TASK BRIEF =
Return each entry exactly, omitting nothing.

Records from a collection of figures:
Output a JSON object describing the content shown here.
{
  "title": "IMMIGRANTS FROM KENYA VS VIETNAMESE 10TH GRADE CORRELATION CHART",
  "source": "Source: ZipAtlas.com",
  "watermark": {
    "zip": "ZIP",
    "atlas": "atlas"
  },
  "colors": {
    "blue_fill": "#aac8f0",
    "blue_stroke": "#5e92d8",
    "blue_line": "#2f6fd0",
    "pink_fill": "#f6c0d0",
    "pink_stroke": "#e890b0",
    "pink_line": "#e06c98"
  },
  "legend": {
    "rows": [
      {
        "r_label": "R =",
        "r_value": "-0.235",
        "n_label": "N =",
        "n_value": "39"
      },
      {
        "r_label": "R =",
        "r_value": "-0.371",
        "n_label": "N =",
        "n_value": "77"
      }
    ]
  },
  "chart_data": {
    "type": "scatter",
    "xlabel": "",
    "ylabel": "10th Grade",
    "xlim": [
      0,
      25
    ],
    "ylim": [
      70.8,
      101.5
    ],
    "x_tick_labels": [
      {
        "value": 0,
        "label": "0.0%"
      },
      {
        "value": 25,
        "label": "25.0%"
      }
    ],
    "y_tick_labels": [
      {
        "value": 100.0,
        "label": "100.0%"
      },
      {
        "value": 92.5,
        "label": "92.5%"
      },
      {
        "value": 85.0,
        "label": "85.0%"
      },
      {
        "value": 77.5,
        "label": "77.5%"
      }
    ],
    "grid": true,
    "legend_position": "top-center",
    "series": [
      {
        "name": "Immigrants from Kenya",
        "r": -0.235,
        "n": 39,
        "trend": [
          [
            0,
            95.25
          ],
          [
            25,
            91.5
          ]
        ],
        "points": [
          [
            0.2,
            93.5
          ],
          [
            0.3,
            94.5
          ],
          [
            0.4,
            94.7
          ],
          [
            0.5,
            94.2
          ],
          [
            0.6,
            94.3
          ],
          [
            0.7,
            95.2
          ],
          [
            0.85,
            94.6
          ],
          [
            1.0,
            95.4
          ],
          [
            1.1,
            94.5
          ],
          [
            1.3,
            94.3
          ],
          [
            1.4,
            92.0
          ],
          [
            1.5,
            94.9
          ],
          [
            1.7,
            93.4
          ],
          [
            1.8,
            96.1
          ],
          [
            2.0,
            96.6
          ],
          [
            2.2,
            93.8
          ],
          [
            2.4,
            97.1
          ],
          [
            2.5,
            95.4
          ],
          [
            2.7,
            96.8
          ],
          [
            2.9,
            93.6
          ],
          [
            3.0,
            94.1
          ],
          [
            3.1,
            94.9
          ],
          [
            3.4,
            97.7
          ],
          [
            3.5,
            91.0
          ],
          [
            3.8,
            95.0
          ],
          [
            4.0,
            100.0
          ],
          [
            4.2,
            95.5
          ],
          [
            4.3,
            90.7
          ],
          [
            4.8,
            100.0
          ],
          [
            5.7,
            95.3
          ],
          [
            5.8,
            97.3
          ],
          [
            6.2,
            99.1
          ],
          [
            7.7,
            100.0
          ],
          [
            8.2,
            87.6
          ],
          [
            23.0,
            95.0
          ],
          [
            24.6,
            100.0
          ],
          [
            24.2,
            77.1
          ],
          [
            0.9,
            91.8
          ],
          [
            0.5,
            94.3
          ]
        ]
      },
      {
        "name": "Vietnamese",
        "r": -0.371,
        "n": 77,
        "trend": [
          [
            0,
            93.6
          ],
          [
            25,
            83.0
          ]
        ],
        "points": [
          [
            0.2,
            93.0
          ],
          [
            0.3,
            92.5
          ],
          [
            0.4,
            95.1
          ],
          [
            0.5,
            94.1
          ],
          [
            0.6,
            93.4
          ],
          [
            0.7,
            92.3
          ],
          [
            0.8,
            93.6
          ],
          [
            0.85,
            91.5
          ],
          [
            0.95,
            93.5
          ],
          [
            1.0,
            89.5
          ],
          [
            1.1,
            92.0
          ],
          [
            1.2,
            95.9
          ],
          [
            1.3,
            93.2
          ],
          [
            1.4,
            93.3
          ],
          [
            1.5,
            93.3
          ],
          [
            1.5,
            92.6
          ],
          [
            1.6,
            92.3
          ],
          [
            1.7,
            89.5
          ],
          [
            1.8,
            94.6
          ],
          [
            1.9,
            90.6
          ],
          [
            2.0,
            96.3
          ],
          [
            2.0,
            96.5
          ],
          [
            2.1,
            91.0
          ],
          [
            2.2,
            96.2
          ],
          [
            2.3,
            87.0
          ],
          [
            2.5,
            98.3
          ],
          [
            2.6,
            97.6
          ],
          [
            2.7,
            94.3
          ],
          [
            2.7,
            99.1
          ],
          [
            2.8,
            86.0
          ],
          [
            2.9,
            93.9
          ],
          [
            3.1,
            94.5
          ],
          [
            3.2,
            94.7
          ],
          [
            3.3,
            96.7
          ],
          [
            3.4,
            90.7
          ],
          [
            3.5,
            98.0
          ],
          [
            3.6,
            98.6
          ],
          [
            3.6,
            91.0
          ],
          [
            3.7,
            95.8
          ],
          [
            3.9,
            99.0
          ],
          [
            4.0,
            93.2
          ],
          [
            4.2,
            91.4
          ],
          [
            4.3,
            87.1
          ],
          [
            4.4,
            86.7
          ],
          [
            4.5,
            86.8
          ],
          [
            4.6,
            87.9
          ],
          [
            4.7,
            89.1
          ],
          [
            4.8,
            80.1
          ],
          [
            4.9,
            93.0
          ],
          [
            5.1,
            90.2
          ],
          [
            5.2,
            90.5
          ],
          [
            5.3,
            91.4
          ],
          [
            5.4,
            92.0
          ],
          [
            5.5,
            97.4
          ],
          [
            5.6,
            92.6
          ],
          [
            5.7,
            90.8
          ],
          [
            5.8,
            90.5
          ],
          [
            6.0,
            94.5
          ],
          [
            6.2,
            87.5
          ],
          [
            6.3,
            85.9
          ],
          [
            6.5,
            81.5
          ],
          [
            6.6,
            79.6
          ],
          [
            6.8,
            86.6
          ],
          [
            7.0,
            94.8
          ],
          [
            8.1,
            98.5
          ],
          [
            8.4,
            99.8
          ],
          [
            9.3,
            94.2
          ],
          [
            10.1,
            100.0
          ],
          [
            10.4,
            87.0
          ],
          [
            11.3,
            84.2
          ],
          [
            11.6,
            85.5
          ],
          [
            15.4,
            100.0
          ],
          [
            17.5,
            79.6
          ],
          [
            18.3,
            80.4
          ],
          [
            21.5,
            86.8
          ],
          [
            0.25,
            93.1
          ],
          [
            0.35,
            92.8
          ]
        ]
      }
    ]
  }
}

THE SOLUTION =
Output a JSON object describing the content shown here.
{
  "title": "IMMIGRANTS FROM KENYA VS VIETNAMESE 10TH GRADE CORRELATION CHART",
  "source": "Source: ZipAtlas.com",
  "watermark": {
    "zip": "ZIP",
    "atlas": "atlas"
  },
  "colors": {
    "blue_fill": "#aac8f0",
    "blue_stroke": "#5e92d8",
    "blue_line": "#2f6fd0",
    "pink_fill": "#f6c0d0",
    "pink_stroke": "#e890b0",
    "pink_line": "#e06c98"
  },
  "legend": {
    "rows": [
      {
        "r_label": "R =",
        "r_value": "-0.235",
        "n_label": "N =",
        "n_value": "39"
      },
      {
        "r_label": "R =",
        "r_value": "-0.371",
        "n_label": "N =",
        "n_value": "77"
      }
    ]
  },
  "chart_data": {
    "type": "scatter",
    "xlabel": "",
    "ylabel": "10th Grade",
    "xlim": [
      0,
      25
    ],
    "ylim": [
      70.8,
      101.5
    ],
    "x_tick_labels": [
      {
        "value": 0,
        "label": "0.0%"
      },
      {
        "value": 25,
        "label": "25.0%"
      }
    ],
    "y_tick_labels": [
      {
        "value": 100.0,
        "label": "100.0%"
      },
      {
        "value": 92.5,
        "label": "92.5%"
      },
      {
        "value": 85.0,
        "label": "85.0%"
      },
      {
        "value": 77.5,
        "label": "77.5%"
      }
    ],
    "grid": true,
    "legend_position": "top-center",
    "series": [
      {
        "name": "Immigrants from Kenya",
        "r": -0.235,
        "n": 39,
        "trend": [
          [
            0,
            95.25
          ],
          [
            25,
            91.5
          ]
        ],
        "points": [
          [
            0.2,
            93.5
          ],
          [
            0.3,
            94.5
          ],
          [
            0.4,
            94.7
          ],
          [
            0.5,
            94.2
          ],
          [
            0.6,
            94.3
          ],
          [
            0.7,
            95.2
          ],
          [
            0.85,
            94.6
          ],
          [
            1.0,
            95.4
          ],
          [
            1.1,
            94.5
          ],
          [
            1.3,
            94.3
          ],
          [
            1.4,
            92.0
          ],
          [
            1.5,
            94.9
          ],
          [
            1.7,
            93.4
          ],
          [
            1.8,
            96.1
          ],
          [
            2.0,
            96.6
          ],
          [
            2.2,
            93.8
          ],
          [
            2.4,
            97.1
          ],
          [
            2.5,
            95.4
          ],
          [
            2.7,
            96.8
          ],
          [
            2.9,
            93.6
          ],
          [
            3.0,
            94.1
          ],
          [
            3.1,
            94.9
          ],
          [
            3.4,
            97.7
          ],
          [
            3.5,
            91.0
          ],
          [
            3.8,
            95.0
          ],
          [
            4.0,
            100.0
          ],
          [
            4.2,
            95.5
          ],
          [
            4.3,
            90.7
          ],
          [
            4.8,
            100.0
          ],
          [
            5.7,
            95.3
          ],
          [
            5.8,
            97.3
          ],
          [
            6.2,
            99.1
          ],
          [
            7.7,
            100.0
          ],
          [
            8.2,
            87.6
          ],
          [
            23.0,
            95.0
          ],
          [
            24.6,
            100.0
          ],
          [
            24.2,
            77.1
          ],
          [
            0.9,
            91.8
          ],
          [
            0.5,
            94.3
          ]
        ]
      },
      {
        "name": "Vietnamese",
        "r": -0.371,
        "n": 77,
        "trend": [
          [
            0,
            93.6
          ],
          [
            25,
            83.0
          ]
        ],
        "points": [
          [
            0.2,
            93.0
          ],
          [
            0.3,
            92.5
          ],
          [
            0.4,
            95.1
          ],
          [
            0.5,
            94.1
          ],
          [
            0.6,
            93.4
          ],
          [
            0.7,
            92.3
          ],
          [
            0.8,
            93.6
          ],
          [
            0.85,
            91.5
          ],
          [
            0.95,
            93.5
          ],
          [
            1.0,
            89.5
          ],
          [
            1.1,
            92.0
          ],
          [
            1.2,
            95.9
          ],
          [
            1.3,
            93.2
          ],
          [
            1.4,
            93.3
          ],
          [
            1.5,
            93.3
          ],
          [
            1.5,
            92.6
          ],
          [
            1.6,
            92.3
          ],
          [
            1.7,
            89.5
          ],
          [
            1.8,
            94.6
          ],
          [
            1.9,
            90.6
          ],
          [
            2.0,
            96.3
          ],
          [
            2.0,
            96.5
          ],
          [
            2.1,
            91.0
          ],
          [
            2.2,
            96.2
          ],
          [
            2.3,
            87.0
          ],
          [
            2.5,
            98.3
          ],
          [
            2.6,
            97.6
          ],
          [
            2.7,
            94.3
          ],
          [
            2.7,
            99.1
          ],
          [
            2.8,
            86.0
          ],
          [
            2.9,
            93.9
          ],
          [
            3.1,
            94.5
          ],
          [
            3.2,
            94.7
          ],
          [
            3.3,
            96.7
          ],
          [
            3.4,
            90.7
          ],
          [
            3.5,
            98.0
          ],
          [
            3.6,
            98.6
          ],
          [
            3.6,
            91.0
          ],
          [
            3.7,
            95.8
          ],
          [
            3.9,
            99.0
          ],
          [
            4.0,
            93.2
          ],
          [
            4.2,
            91.4
          ],
          [
            4.3,
            87.1
          ],
          [
            4.4,
            86.7
          ],
          [
            4.5,
            86.8
          ],
          [
            4.6,
            87.9
          ],
          [
            4.7,
            89.1
          ],
          [
            4.8,
            80.1
          ],
          [
            4.9,
            93.0
          ],
          [
            5.1,
            90.2
          ],
          [
            5.2,
            90.5
          ],
          [
            5.3,
            91.4
          ],
          [
            5.4,
            92.0
          ],
          [
            5.5,
            97.4
          ],
          [
            5.6,
            92.6
          ],
          [
            5.7,
            90.8
          ],
          [
            5.8,
            90.5
          ],
          [
            6.0,
            94.5
          ],
          [
            6.2,
            87.5
          ],
          [
            6.3,
            85.9
          ],
          [
            6.5,
            81.5
          ],
          [
            6.6,
            79.6
          ],
          [
            6.8,
            86.6
          ],
          [
            7.0,
            94.8
          ],
          [
            8.1,
            98.5
          ],
          [
            8.4,
            99.8
          ],
          [
            9.3,
            94.2
          ],
          [
            10.1,
            100.0
          ],
          [
            10.4,
            87.0
          ],
          [
            11.3,
            84.2
          ],
          [
            11.6,
            85.5
          ],
          [
            15.4,
            100.0
          ],
          [
            17.5,
            79.6
          ],
          [
            18.3,
            80.4
          ],
          [
            21.5,
            86.8
          ],
          [
            0.25,
            93.1
          ],
          [
            0.35,
            92.8
          ]
        ]
      }
    ]
  }
}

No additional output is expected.